[YOUR ASSIGNMENT]
The response must be made up of the lines in the entries below that contain "como".

[SOURCE MATERIAL]
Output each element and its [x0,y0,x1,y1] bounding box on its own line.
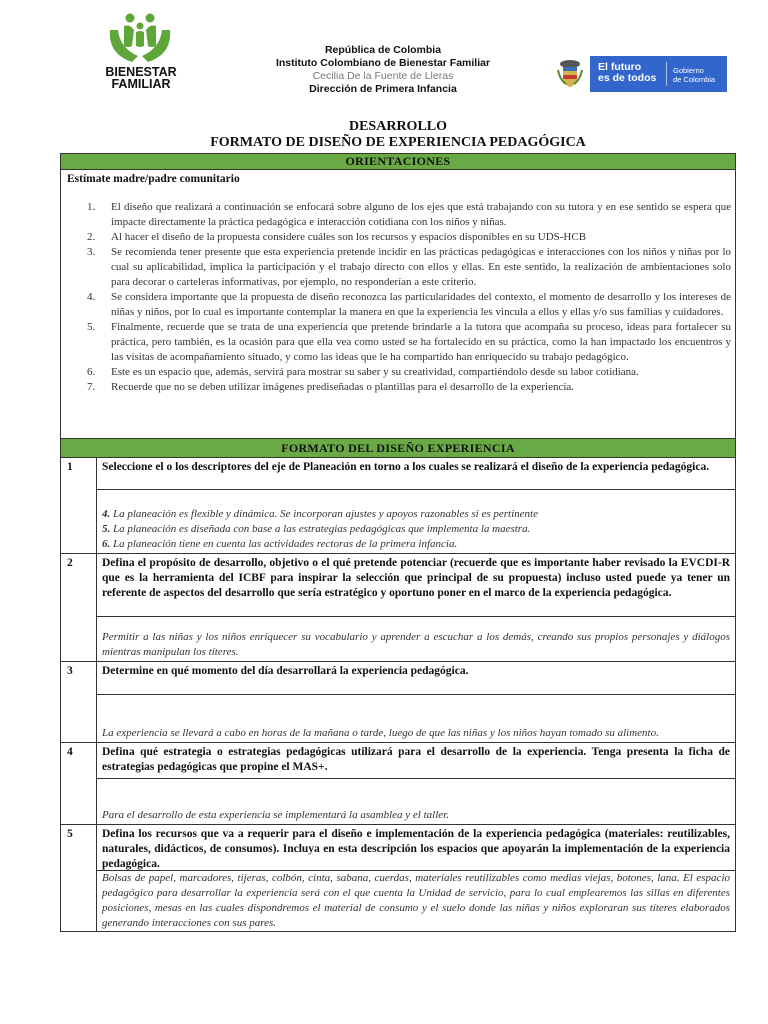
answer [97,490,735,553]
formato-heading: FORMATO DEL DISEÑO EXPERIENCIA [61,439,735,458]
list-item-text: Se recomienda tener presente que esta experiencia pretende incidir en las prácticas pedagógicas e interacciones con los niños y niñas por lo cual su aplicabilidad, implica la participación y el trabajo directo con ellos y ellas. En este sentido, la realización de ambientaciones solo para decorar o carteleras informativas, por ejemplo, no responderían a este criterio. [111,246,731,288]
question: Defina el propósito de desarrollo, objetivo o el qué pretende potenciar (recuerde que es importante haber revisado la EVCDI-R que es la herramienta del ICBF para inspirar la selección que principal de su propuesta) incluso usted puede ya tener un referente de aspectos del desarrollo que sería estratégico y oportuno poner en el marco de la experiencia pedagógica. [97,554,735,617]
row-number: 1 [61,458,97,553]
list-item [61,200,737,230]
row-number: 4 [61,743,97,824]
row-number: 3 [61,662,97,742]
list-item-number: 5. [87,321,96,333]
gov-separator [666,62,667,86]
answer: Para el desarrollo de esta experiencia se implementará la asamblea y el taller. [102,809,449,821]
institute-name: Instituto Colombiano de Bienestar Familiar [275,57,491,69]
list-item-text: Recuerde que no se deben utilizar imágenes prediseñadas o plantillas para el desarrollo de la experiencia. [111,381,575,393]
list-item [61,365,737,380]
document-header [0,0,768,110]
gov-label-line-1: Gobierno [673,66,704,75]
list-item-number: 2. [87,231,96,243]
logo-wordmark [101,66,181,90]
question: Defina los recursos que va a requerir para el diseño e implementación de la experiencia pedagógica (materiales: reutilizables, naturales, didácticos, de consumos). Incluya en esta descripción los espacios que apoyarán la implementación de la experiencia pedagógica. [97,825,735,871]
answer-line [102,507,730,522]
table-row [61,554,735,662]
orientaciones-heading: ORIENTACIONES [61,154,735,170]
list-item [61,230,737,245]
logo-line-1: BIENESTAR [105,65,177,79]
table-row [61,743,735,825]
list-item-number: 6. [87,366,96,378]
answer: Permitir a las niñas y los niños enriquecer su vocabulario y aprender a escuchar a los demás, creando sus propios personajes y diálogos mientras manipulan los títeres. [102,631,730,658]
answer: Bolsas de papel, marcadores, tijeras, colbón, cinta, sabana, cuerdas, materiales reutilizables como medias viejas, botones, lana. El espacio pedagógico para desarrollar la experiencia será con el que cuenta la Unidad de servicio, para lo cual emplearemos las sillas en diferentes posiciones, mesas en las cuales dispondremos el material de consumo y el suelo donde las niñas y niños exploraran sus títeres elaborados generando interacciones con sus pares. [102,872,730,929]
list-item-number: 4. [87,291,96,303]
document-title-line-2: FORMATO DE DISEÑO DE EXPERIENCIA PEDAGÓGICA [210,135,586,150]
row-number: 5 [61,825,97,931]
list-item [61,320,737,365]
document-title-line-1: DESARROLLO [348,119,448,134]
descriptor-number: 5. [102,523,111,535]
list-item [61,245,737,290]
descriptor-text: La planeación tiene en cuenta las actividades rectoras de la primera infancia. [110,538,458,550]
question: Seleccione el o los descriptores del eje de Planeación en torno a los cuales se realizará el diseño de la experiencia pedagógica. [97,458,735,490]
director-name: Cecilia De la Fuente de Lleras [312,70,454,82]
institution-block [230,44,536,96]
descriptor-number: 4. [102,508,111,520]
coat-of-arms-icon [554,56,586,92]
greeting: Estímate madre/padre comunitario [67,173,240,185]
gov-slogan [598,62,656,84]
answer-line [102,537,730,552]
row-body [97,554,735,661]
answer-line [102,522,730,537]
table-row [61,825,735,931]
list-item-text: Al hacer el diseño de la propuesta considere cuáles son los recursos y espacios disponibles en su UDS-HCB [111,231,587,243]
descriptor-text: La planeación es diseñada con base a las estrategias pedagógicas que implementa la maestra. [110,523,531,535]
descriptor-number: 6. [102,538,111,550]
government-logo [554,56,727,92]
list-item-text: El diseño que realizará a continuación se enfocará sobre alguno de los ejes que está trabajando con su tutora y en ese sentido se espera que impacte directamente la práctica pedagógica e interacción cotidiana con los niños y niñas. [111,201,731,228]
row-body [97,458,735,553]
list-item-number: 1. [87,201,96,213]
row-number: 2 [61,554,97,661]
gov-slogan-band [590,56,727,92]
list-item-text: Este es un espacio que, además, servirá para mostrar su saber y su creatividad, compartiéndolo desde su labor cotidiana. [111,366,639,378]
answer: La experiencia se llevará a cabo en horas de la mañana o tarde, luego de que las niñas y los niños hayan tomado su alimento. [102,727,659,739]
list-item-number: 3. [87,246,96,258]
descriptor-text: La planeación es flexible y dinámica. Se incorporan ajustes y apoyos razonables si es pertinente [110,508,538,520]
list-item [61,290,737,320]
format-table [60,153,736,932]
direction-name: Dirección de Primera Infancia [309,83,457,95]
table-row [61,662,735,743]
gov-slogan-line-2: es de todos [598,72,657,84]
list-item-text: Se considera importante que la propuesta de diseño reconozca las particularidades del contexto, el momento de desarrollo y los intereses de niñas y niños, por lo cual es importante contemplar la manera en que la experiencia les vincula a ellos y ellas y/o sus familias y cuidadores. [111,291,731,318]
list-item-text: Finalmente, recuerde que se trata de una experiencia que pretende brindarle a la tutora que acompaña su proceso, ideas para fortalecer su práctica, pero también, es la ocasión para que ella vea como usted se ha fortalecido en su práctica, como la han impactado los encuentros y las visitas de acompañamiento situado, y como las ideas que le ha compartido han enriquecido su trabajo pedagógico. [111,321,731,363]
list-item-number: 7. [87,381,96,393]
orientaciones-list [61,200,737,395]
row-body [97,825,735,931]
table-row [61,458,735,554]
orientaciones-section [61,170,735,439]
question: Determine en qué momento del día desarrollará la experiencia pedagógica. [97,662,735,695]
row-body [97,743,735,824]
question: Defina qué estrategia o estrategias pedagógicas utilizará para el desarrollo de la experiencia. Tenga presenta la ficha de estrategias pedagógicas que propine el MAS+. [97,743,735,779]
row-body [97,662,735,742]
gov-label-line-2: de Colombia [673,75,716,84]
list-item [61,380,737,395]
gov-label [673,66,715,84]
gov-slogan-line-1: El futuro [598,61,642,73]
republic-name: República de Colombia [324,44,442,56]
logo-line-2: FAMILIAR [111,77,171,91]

[RESPONSE AREA]
answer: Bolsas de papel, marcadores, tijeras, colbón, cinta, sabana, cuerdas, materiales reutilizables como medias viejas, botones, lana. El espacio pedagógico para desarrollar la experiencia será con el que cuenta la Unidad de servicio, para lo cual emplearemos las sillas en diferentes posiciones, mesas en las cuales dispondremos el material de consumo y el suelo donde las niñas y niños exploraran sus títeres elaborados generando interacciones con sus pares. [102,872,730,929]
list-item-text: Finalmente, recuerde que se trata de una experiencia que pretende brindarle a la tutora que acompaña su proceso, ideas para fortalecer su práctica, pero también, es la ocasión para que ella vea como usted se ha fortalecido en su práctica, como la han impactado los encuentros y las visitas de acompañamiento situado, y como las ideas que le ha compartido han enriquecido su trabajo pedagógico. [111,321,731,363]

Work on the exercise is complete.